** Material shown **
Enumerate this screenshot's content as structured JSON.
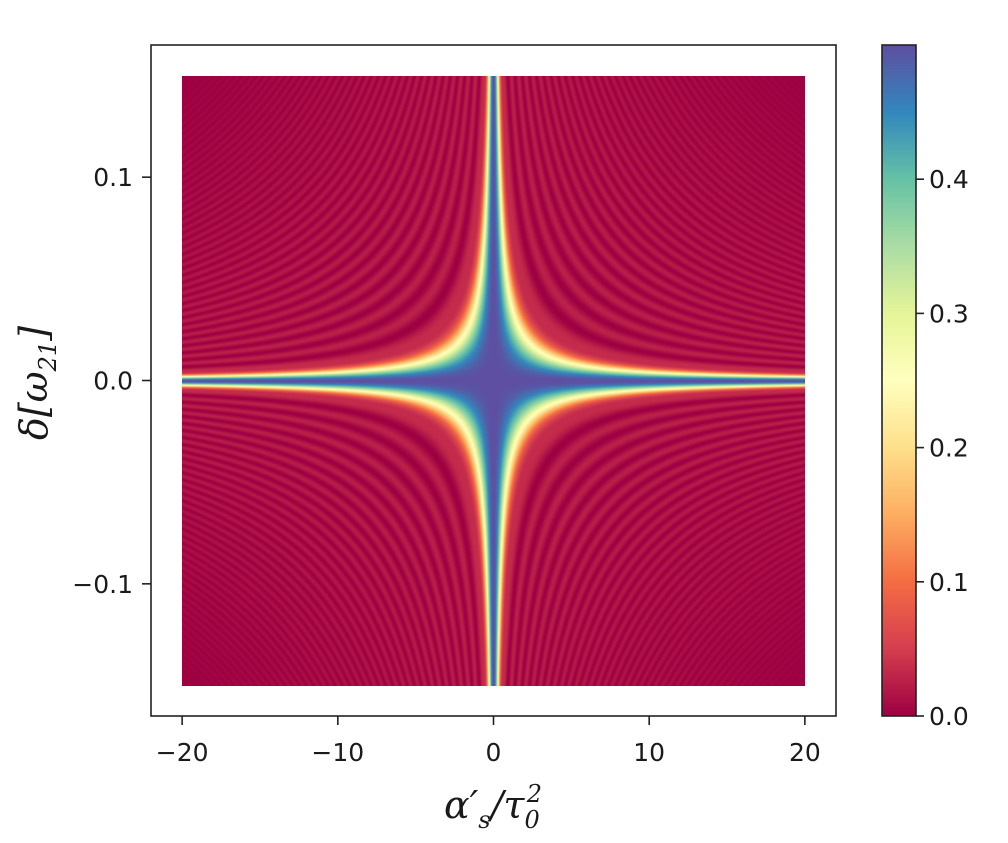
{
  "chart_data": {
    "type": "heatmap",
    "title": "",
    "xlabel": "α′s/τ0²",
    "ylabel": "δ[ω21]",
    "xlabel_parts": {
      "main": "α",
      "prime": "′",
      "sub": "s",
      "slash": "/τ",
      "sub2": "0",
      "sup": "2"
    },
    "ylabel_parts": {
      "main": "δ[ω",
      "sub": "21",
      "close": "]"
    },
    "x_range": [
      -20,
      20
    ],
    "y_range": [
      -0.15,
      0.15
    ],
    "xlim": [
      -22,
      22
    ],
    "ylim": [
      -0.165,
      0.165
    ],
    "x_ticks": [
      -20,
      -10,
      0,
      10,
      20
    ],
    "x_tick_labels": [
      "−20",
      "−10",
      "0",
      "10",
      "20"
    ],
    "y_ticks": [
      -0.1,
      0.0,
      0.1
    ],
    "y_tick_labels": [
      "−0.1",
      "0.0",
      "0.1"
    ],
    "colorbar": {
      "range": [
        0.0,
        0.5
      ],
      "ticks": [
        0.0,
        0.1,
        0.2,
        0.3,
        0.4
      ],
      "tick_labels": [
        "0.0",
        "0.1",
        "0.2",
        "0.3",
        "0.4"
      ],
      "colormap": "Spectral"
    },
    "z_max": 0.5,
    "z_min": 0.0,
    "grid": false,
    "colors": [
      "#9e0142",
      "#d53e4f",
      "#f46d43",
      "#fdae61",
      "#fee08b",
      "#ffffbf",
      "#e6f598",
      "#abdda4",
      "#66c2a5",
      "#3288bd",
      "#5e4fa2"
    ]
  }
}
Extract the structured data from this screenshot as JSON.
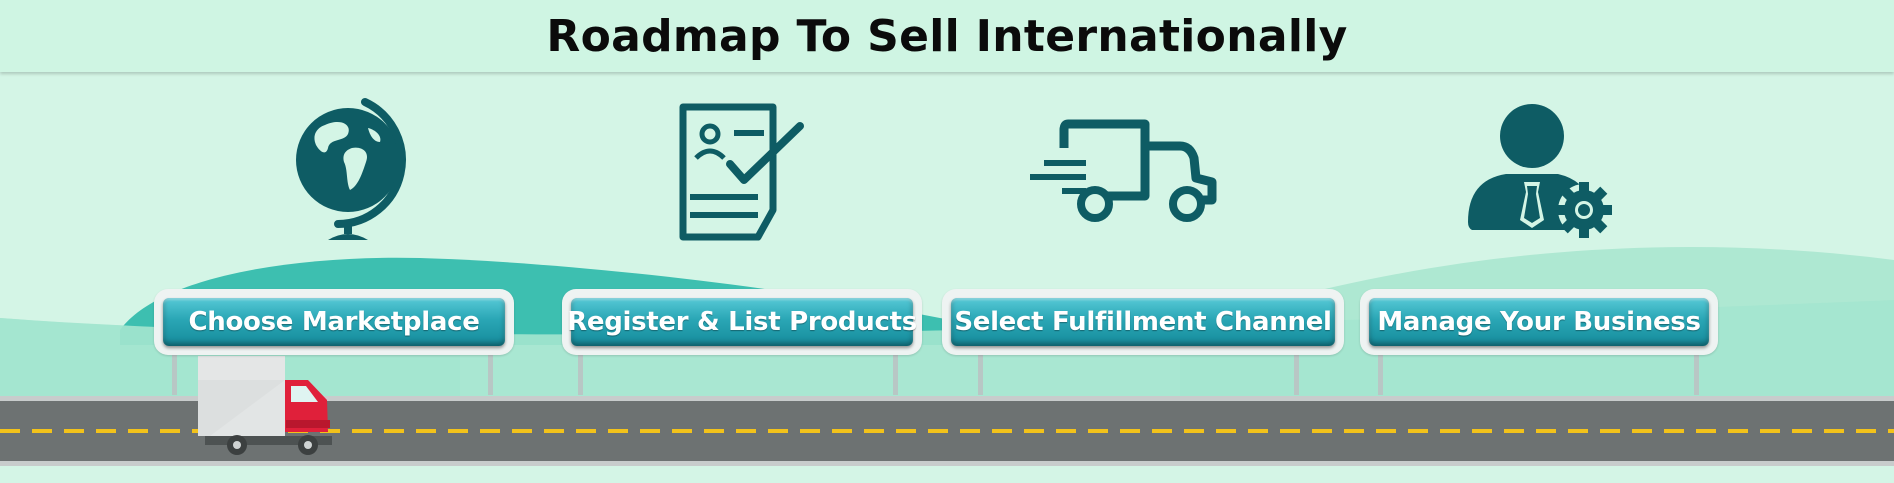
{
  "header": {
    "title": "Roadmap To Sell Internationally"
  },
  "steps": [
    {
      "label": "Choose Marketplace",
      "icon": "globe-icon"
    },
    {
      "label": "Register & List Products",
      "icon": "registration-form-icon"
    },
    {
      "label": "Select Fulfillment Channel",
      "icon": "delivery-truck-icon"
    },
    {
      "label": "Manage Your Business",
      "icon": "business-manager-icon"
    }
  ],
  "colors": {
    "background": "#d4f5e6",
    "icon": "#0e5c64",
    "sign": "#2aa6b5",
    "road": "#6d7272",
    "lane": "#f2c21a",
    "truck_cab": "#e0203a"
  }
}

** Task objective **
Drop the pictures and reproduce the rest of the entries above exactly.

** Complete response **
Enumerate this screenshot's content as structured JSON.
{
  "chart_data": {
    "type": "heatmap",
    "title": "",
    "xlabel": "α′s/τ0²",
    "ylabel": "δ[ω21]",
    "xlabel_parts": {
      "main": "α",
      "prime": "′",
      "sub": "s",
      "slash": "/τ",
      "sub2": "0",
      "sup": "2"
    },
    "ylabel_parts": {
      "main": "δ[ω",
      "sub": "21",
      "close": "]"
    },
    "x_range": [
      -20,
      20
    ],
    "y_range": [
      -0.15,
      0.15
    ],
    "xlim": [
      -22,
      22
    ],
    "ylim": [
      -0.165,
      0.165
    ],
    "x_ticks": [
      -20,
      -10,
      0,
      10,
      20
    ],
    "x_tick_labels": [
      "−20",
      "−10",
      "0",
      "10",
      "20"
    ],
    "y_ticks": [
      -0.1,
      0.0,
      0.1
    ],
    "y_tick_labels": [
      "−0.1",
      "0.0",
      "0.1"
    ],
    "colorbar": {
      "range": [
        0.0,
        0.5
      ],
      "ticks": [
        0.0,
        0.1,
        0.2,
        0.3,
        0.4
      ],
      "tick_labels": [
        "0.0",
        "0.1",
        "0.2",
        "0.3",
        "0.4"
      ],
      "colormap": "Spectral"
    },
    "z_max": 0.5,
    "z_min": 0.0,
    "grid": false,
    "colors": [
      "#9e0142",
      "#d53e4f",
      "#f46d43",
      "#fdae61",
      "#fee08b",
      "#ffffbf",
      "#e6f598",
      "#abdda4",
      "#66c2a5",
      "#3288bd",
      "#5e4fa2"
    ]
  }
}
Extract the structured data from this screenshot as JSON.
{
  "header": {
    "title": "Roadmap To Sell Internationally"
  },
  "steps": [
    {
      "label": "Choose Marketplace",
      "icon": "globe-icon"
    },
    {
      "label": "Register & List Products",
      "icon": "registration-form-icon"
    },
    {
      "label": "Select Fulfillment Channel",
      "icon": "delivery-truck-icon"
    },
    {
      "label": "Manage Your Business",
      "icon": "business-manager-icon"
    }
  ],
  "colors": {
    "background": "#d4f5e6",
    "icon": "#0e5c64",
    "sign": "#2aa6b5",
    "road": "#6d7272",
    "lane": "#f2c21a",
    "truck_cab": "#e0203a"
  }
}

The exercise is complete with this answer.